**FRAGMENTO DE LECTURA**:
■ ■ ■ ■

La celebración de Pablo Iglesias, tras renovar su liderazgo
La celebración de Pablo Iglesias, tras renovar su liderazgo Fuente: AFP - Crédito: Pierre Marcou

MADRID.- Podemos ya no es aquel grupo de amigos que soñaba con revolucionar la política española y europea. Pero desde ayer al menos sabe cuál de sus dos almas marcará el rumbo de aquí en adelante: el radical Pablo Iglesias se impuso ayer por amplia mayoría en el congreso donde se dirimió la guerra interna que desde hace meses atrapaba al partido de los indignados.

Fulminó así a su número dos y antiguo aliado inseparable, Íñigo Errejón, que promovía un giro moderado que permitiera ampliar la base de simpatizantes y anudar pactos con las fuerzas de centroizquierda.

Seis meses de enfrentamientos sin disimulo agrietaron la amistad entre Iglesias y Errejón. La intensidad del duelo -que traspasó el límite de lo personal- dejó a Podemos a un paso de la fractura y la asamblea celebrada este fin de semana en las afueras de Madrid se anunciaba como una batalla a todo o nada.

■ ■ ■ ■

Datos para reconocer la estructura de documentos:
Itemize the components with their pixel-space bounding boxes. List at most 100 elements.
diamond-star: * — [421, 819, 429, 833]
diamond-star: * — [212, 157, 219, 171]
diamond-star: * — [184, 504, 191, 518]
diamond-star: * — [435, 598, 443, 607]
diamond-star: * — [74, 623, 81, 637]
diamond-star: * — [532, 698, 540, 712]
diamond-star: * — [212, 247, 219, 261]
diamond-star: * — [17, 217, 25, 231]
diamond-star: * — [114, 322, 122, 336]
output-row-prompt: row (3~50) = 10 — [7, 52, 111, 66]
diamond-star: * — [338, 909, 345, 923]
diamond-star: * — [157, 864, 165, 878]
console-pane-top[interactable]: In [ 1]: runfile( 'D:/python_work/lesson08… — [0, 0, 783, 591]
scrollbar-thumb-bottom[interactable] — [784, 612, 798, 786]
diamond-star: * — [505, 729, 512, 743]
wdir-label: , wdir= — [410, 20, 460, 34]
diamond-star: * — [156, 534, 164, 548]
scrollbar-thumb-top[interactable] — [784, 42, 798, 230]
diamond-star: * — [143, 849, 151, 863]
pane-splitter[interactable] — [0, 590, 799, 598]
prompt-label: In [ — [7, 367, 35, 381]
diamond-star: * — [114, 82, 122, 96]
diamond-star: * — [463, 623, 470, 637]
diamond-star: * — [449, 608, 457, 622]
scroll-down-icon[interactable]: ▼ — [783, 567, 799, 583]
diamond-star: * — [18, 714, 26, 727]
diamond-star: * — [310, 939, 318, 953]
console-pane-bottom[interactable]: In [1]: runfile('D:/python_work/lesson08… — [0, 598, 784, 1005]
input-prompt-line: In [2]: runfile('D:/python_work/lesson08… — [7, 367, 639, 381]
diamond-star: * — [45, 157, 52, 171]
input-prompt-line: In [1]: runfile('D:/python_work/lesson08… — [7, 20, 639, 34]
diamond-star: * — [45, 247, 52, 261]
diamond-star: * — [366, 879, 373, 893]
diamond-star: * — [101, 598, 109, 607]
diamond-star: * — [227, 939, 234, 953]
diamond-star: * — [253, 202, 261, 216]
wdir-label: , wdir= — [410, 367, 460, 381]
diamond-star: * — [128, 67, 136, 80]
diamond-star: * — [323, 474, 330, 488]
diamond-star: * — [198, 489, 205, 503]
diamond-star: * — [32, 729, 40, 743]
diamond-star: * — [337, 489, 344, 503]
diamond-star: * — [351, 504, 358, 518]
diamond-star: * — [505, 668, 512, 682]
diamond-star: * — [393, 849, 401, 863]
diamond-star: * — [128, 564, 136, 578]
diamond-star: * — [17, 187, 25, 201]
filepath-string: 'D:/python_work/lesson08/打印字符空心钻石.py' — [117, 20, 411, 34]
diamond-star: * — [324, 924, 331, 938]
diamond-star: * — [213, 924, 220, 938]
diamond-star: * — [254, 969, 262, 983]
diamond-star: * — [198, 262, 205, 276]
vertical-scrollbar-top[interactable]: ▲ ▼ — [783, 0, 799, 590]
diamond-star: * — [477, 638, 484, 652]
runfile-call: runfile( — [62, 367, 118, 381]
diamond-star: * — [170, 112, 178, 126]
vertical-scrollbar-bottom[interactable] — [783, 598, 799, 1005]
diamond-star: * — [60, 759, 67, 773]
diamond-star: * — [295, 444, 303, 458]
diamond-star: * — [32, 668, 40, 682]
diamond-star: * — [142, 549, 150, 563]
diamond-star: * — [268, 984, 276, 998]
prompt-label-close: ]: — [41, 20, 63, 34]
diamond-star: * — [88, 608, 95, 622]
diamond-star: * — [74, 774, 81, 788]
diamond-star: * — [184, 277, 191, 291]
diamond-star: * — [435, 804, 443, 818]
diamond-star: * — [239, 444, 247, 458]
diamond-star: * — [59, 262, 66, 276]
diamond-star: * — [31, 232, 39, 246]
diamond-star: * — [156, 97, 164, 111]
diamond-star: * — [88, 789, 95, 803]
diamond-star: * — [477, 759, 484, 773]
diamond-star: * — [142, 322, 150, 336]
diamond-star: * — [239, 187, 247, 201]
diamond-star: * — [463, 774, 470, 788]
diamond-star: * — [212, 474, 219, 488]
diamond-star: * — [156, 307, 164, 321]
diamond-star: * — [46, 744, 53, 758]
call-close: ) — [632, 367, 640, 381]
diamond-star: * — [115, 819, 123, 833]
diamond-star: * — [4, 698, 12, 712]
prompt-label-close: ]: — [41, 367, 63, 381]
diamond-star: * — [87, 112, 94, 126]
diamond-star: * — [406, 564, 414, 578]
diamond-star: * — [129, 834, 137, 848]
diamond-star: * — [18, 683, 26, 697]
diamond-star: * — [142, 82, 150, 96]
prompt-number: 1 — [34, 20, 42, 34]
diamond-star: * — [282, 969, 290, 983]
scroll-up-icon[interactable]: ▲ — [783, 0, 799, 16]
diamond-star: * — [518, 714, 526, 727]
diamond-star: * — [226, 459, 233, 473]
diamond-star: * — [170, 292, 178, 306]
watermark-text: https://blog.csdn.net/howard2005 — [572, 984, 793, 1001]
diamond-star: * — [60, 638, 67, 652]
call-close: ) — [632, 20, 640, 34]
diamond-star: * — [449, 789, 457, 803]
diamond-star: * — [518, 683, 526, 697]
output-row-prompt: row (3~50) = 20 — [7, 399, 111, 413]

■ ■ ■ ■

**CONSIGNA**: Transcribe sin cambios el pasaje de la nota sobre el congreso de Podemos que empieza en "MADRID.- Podemos ya" y termina en "todo o nada.".

**SOLUCIÓN ESCRITA**:
MADRID.- Podemos ya no es aquel grupo de amigos que soñaba con revolucionar la política española y europea. Pero desde ayer al menos sabe cuál de sus dos almas marcará el rumbo de aquí en adelante: el radical Pablo Iglesias se impuso ayer por amplia mayoría en el congreso donde se dirimió la guerra interna que desde hace meses atrapaba al partido de los indignados.

Fulminó así a su número dos y antiguo aliado inseparable, Íñigo Errejón, que promovía un giro moderado que permitiera ampliar la base de simpatizantes y anudar pactos con las fuerzas de centroizquierda.

Seis meses de enfrentamientos sin disimulo agrietaron la amistad entre Iglesias y Errejón. La intensidad del duelo -que traspasó el límite de lo personal- dejó a Podemos a un paso de la fractura y la asamblea celebrada este fin de semana en las afueras de Madrid se anunciaba como una batalla a todo o nada.